WHAT IS EXPECTED =>
Make an exact copy of the data below, leaving out every picture.

RECORDS TO USE =>
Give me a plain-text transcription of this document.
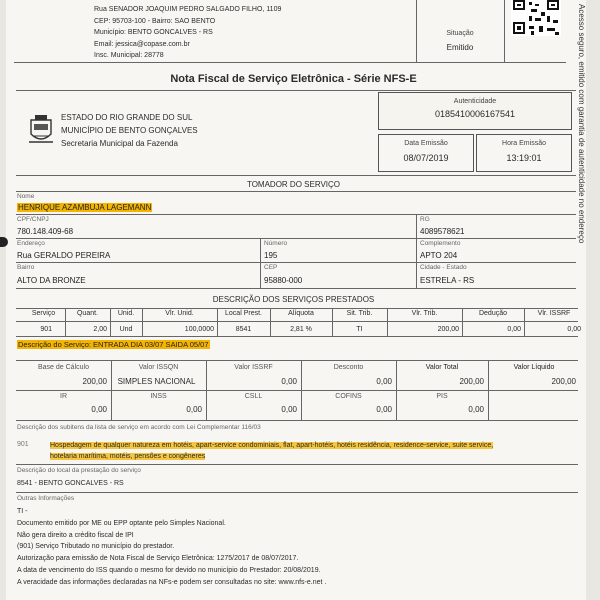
Rua SENADOR JOAQUIM PEDRO SALGADO FILHO, 1109
CEP: 95703-100 - Bairro: SAO BENTO
Município: BENTO GONCALVES - RS
Email: jessica@copase.com.br
Insc. Municipal: 28778
Situação
Emitido
Nota Fiscal de Serviço Eletrônica - Série NFS-E
ESTADO DO RIO GRANDE DO SUL
MUNICÍPIO DE BENTO GONÇALVES
Secretaria Municipal da Fazenda
Autenticidade
0185410006167541
Data Emissão
08/07/2019
Hora Emissão
13:19:01
TOMADOR DO SERVIÇO
Nome
HENRIQUE AZAMBUJA LAGEMANN
CPF/CNPJ
780.148.409-68
RG
4089578621
Endereço
Rua GERALDO PEREIRA
Número
195
Complemento
APTO 204
Bairro
ALTO DA BRONZE
CEP
95880-000
Cidade - Estado
ESTRELA - RS
DESCRIÇÃO DOS SERVIÇOS PRESTADOS
Serviço
901
Quant.
2,00
Unid.
Und
Vlr. Unid.
100,0000
Local Prest.
8541
Alíquota
2,81 %
Sit. Trib.
TI
Vlr. Trib.
200,00
Dedução
0,00
Vlr. ISSRF
0,00
Descrição do Serviço: ENTRADA DIA 03/07 SAIDA 05/07
Base de Cálculo
200,00
Valor ISSQN
SIMPLES NACIONAL
Valor ISSRF
0,00
Desconto
0,00
Valor Total
200,00
Valor Líquido
200,00
IR
0,00
INSS
0,00
CSLL
0,00
COFINS
0,00
PIS
0,00
Descrição dos subitens da lista de serviço em acordo com Lei Complementar 116/03
901	Hospedagem de qualquer natureza em hotéis, apart-service condominiais, flat, apart-hotéis, hotéis residência, residence-service, suite service,
hotelaria marítima, motéis, pensões e congêneres
Descrição do local da prestação do serviço
8541 - BENTO GONCALVES - RS
Outras Informações
TI -
Documento emitido por ME ou EPP optante pelo Simples Nacional.
Não gera direito a crédito fiscal de IPI
(901) Serviço Tributado no município do prestador.
Autorização para emissão de Nota Fiscal de Serviço Eletrônica: 1275/2017 de 08/07/2017.
A data de vencimento do ISS quando o mesmo for devido no município do Prestador: 20/08/2019.
A veracidade das informações declaradas na NFs-e podem ser consultadas no site: www.nfs-e.net .
Acesso seguro, emitido com garantia de autenticidade no endereço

FINISHED TASK =>
Give me a plain-text transcription of this document.
Rua SENADOR JOAQUIM PEDRO SALGADO FILHO, 1109
CEP: 95703-100 - Bairro: SAO BENTO
Município: BENTO GONCALVES - RS
Email: jessica@copase.com.br
Insc. Municipal: 28778
Situação
Emitido
Nota Fiscal de Serviço Eletrônica - Série NFS-E
ESTADO DO RIO GRANDE DO SUL
MUNICÍPIO DE BENTO GONÇALVES
Secretaria Municipal da Fazenda
Autenticidade
0185410006167541
Data Emissão
08/07/2019
Hora Emissão
13:19:01
TOMADOR DO SERVIÇO
Nome
HENRIQUE AZAMBUJA LAGEMANN
CPF/CNPJ
780.148.409-68
RG
4089578621
Endereço
Rua GERALDO PEREIRA
Número
195
Complemento
APTO 204
Bairro
ALTO DA BRONZE
CEP
95880-000
Cidade - Estado
ESTRELA - RS
DESCRIÇÃO DOS SERVIÇOS PRESTADOS
Serviço
901
Quant.
2,00
Unid.
Und
Vlr. Unid.
100,0000
Local Prest.
8541
Alíquota
2,81 %
Sit. Trib.
TI
Vlr. Trib.
200,00
Dedução
0,00
Vlr. ISSRF
0,00
Descrição do Serviço: ENTRADA DIA 03/07 SAIDA 05/07
Base de Cálculo
200,00
Valor ISSQN
SIMPLES NACIONAL
Valor ISSRF
0,00
Desconto
0,00
Valor Total
200,00
Valor Líquido
200,00
IR
0,00
INSS
0,00
CSLL
0,00
COFINS
0,00
PIS
0,00
Descrição dos subitens da lista de serviço em acordo com Lei Complementar 116/03
901	Hospedagem de qualquer natureza em hotéis, apart-service condominiais, flat, apart-hotéis, hotéis residência, residence-service, suite service,
hotelaria marítima, motéis, pensões e congêneres
Descrição do local da prestação do serviço
8541 - BENTO GONCALVES - RS
Outras Informações
TI -
Documento emitido por ME ou EPP optante pelo Simples Nacional.
Não gera direito a crédito fiscal de IPI
(901) Serviço Tributado no município do prestador.
Autorização para emissão de Nota Fiscal de Serviço Eletrônica: 1275/2017 de 08/07/2017.
A data de vencimento do ISS quando o mesmo for devido no município do Prestador: 20/08/2019.
A veracidade das informações declaradas na NFs-e podem ser consultadas no site: www.nfs-e.net .
Acesso seguro, emitido com garantia de autenticidade no endereço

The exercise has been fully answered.